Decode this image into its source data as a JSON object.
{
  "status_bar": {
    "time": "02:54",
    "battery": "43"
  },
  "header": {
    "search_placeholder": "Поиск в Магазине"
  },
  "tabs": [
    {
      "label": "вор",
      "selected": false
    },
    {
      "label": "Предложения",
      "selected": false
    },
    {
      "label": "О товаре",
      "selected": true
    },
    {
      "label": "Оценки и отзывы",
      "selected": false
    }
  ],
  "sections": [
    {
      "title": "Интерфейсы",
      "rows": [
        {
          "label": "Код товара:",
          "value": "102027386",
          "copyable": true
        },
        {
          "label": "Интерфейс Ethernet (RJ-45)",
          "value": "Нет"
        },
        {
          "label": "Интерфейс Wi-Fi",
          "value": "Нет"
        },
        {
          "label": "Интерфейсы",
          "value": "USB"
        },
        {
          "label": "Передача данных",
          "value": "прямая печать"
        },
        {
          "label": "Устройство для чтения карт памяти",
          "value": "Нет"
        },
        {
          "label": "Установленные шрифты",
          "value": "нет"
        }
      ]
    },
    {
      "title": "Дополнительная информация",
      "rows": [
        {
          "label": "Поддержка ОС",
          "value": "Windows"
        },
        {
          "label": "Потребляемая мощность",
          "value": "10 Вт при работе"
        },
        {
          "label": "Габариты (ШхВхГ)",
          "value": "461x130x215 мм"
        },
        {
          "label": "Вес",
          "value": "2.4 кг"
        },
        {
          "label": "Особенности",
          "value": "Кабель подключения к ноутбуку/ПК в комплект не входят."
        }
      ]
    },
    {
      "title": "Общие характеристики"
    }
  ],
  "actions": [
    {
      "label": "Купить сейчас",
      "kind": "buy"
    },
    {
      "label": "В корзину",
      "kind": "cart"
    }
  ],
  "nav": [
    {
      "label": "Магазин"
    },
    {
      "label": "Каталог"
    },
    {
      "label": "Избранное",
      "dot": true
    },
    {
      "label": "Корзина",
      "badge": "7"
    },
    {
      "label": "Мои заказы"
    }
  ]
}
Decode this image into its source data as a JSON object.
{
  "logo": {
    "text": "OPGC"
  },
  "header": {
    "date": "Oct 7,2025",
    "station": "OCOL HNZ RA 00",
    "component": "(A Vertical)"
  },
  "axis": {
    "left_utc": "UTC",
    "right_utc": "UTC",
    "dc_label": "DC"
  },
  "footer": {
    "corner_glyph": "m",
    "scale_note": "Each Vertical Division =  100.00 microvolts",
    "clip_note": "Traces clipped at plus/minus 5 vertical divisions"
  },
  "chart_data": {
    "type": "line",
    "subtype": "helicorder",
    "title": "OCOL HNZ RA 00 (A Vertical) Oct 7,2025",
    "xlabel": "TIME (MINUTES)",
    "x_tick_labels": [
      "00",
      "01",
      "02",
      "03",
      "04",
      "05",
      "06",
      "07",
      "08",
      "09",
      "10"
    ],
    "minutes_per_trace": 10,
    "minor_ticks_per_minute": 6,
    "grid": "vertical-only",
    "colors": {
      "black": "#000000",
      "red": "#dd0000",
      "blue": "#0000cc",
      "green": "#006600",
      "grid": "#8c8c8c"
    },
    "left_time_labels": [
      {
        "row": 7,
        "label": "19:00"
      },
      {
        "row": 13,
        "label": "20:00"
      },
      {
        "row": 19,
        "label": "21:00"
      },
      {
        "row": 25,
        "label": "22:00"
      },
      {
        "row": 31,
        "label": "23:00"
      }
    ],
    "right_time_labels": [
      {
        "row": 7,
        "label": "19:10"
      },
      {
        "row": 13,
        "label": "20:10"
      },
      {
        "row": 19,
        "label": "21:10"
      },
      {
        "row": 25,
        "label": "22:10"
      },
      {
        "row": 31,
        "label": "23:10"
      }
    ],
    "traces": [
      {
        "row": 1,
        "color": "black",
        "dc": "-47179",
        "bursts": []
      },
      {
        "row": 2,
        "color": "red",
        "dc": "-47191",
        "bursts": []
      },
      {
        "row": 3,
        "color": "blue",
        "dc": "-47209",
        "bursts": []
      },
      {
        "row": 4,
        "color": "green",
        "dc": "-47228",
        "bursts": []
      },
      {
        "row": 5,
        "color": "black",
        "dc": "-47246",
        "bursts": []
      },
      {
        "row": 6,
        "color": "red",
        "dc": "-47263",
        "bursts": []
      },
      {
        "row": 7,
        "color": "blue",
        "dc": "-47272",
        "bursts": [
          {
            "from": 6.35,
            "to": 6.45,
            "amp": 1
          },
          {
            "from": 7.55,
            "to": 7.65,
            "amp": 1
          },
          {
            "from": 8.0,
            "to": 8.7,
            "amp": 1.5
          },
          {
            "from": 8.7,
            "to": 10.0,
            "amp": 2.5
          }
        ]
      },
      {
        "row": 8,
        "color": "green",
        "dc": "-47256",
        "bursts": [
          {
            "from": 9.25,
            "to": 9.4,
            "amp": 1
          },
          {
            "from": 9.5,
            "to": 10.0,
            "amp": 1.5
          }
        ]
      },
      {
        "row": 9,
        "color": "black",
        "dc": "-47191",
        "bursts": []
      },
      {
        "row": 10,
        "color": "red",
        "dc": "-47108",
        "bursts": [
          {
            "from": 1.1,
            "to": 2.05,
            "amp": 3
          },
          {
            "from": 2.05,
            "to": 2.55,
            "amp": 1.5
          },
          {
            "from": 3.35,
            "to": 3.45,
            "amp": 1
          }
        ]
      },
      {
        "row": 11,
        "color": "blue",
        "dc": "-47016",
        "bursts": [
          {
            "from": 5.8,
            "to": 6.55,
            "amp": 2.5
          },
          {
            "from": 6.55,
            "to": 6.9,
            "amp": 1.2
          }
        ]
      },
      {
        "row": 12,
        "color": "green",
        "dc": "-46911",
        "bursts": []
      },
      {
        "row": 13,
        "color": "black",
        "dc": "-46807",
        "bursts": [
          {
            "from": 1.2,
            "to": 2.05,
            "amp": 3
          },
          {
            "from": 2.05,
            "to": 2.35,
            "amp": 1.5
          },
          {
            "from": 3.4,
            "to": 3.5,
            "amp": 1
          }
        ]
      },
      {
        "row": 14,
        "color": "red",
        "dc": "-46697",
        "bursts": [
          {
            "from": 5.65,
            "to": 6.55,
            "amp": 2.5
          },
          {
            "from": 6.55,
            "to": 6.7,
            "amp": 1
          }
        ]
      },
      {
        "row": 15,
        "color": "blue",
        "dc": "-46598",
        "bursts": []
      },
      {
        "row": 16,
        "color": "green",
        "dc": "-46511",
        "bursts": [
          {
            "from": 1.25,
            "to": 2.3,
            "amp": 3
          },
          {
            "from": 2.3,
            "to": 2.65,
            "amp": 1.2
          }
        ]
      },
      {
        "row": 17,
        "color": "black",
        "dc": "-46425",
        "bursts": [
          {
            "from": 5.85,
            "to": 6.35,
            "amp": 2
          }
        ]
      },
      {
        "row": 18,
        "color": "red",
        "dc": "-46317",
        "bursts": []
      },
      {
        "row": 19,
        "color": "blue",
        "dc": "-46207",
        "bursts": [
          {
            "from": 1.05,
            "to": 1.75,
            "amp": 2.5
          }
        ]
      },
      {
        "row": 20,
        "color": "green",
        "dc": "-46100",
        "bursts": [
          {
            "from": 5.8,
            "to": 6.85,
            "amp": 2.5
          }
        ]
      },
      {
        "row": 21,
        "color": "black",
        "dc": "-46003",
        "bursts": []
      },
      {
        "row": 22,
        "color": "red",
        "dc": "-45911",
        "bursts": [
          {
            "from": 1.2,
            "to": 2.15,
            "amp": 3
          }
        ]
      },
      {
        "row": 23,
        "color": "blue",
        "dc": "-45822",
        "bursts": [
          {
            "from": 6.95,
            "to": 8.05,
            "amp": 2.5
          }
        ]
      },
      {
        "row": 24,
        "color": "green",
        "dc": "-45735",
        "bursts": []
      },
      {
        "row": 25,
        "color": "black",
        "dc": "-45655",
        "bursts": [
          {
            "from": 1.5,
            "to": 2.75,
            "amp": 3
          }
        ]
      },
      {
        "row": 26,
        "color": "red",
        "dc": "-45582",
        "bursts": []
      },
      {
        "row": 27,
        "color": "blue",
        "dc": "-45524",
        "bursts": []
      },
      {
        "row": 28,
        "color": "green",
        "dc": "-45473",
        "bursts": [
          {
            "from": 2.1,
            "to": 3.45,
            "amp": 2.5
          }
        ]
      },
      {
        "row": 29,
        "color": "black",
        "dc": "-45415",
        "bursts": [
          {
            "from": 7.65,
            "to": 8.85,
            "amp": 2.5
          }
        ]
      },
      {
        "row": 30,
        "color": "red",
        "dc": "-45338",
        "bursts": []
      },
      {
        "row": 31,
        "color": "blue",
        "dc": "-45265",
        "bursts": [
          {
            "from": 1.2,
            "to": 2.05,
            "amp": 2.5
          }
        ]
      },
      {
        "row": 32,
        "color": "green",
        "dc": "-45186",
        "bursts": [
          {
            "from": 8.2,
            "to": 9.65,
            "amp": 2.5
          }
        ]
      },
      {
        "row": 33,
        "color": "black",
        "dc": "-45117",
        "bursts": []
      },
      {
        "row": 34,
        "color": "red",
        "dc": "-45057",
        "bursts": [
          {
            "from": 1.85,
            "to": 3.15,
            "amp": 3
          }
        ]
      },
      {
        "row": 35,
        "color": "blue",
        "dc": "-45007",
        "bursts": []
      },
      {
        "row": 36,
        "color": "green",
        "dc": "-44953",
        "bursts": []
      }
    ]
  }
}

· · · · ·

Your instructions: Please list every line of the records that contains "value".

Exercise result:
          "value": "102027386",
          "value": "Нет"
          "value": "Нет"
          "value": "USB"
          "value": "прямая печать"
          "value": "Нет"
          "value": "нет"
          "value": "Windows"
          "value": "10 Вт при работе"
          "value": "461x130x215 мм"
          "value": "2.4 кг"
          "value": "Кабель подключения к ноутбуку/ПК в комплект не входят."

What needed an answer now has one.